Read the data and repeat it in full, exactly.

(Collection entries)
****************************************

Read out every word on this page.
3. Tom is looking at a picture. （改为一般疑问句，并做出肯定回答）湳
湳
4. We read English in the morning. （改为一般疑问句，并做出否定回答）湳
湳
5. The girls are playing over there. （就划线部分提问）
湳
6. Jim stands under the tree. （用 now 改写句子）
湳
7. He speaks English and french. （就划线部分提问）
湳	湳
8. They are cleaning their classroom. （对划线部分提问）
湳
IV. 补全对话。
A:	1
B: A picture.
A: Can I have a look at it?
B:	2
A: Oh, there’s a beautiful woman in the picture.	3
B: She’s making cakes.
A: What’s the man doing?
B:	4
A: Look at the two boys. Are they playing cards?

****************************************

#### Answer for this exercise:
Read out every word on this page.
3. Tom is looking at a picture. （改为一般疑问句，并做出肯定回答）湳
湳
4. We read English in the morning. （改为一般疑问句，并做出否定回答）湳
湳
5. The girls are playing over there. （就划线部分提问）
湳
6. Jim stands under the tree. （用 now 改写句子）
湳
7. He speaks English and french. （就划线部分提问）
湳	湳
8. They are cleaning their classroom. （对划线部分提问）
湳
IV. 补全对话。
A:	1
B: A picture.
A: Can I have a look at it?
B:	2
A: Oh, there’s a beautiful woman in the picture.	3
B: She’s making cakes.
A: What’s the man doing?
B:	4
A: Look at the two boys. Are they playing cards?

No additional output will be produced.